**What you need to do**. Write out the data word for word, starting at its first line and ending with the line that contains "The kingpin 36 is at (368, 188).", with that line included.

-- -- --

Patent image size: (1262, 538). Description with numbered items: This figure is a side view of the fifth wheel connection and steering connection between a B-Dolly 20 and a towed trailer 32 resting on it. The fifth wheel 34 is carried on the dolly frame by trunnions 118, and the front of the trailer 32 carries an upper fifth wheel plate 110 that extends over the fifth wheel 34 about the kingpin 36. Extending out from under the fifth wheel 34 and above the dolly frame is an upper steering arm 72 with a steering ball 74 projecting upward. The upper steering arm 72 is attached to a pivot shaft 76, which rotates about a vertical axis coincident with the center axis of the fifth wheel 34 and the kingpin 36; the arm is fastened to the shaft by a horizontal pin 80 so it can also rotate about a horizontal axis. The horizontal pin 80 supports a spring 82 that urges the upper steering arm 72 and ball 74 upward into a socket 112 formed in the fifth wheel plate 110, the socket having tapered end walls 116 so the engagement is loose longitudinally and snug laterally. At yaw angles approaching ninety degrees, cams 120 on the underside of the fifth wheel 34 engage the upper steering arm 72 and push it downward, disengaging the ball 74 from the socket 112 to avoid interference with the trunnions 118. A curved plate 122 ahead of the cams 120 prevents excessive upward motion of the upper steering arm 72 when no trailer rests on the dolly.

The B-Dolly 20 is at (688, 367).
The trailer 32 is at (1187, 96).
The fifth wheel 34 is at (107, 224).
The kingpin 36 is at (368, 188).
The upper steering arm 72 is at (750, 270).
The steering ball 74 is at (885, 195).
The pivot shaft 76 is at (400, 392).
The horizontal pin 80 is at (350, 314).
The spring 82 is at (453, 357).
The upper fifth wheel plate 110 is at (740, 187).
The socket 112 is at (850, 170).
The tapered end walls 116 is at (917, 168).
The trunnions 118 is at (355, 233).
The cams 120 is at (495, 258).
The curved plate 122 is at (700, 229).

-- -- --

**Result of this exercise**.
Patent image size: (1262, 538). Description with numbered items: This figure is a side view of the fifth wheel connection and steering connection between a B-Dolly 20 and a towed trailer 32 resting on it. The fifth wheel 34 is carried on the dolly frame by trunnions 118, and the front of the trailer 32 carries an upper fifth wheel plate 110 that extends over the fifth wheel 34 about the kingpin 36. Extending out from under the fifth wheel 34 and above the dolly frame is an upper steering arm 72 with a steering ball 74 projecting upward. The upper steering arm 72 is attached to a pivot shaft 76, which rotates about a vertical axis coincident with the center axis of the fifth wheel 34 and the kingpin 36; the arm is fastened to the shaft by a horizontal pin 80 so it can also rotate about a horizontal axis. The horizontal pin 80 supports a spring 82 that urges the upper steering arm 72 and ball 74 upward into a socket 112 formed in the fifth wheel plate 110, the socket having tapered end walls 116 so the engagement is loose longitudinally and snug laterally. At yaw angles approaching ninety degrees, cams 120 on the underside of the fifth wheel 34 engage the upper steering arm 72 and push it downward, disengaging the ball 74 from the socket 112 to avoid interference with the trunnions 118. A curved plate 122 ahead of the cams 120 prevents excessive upward motion of the upper steering arm 72 when no trailer rests on the dolly.

The B-Dolly 20 is at (688, 367).
The trailer 32 is at (1187, 96).
The fifth wheel 34 is at (107, 224).
The kingpin 36 is at (368, 188).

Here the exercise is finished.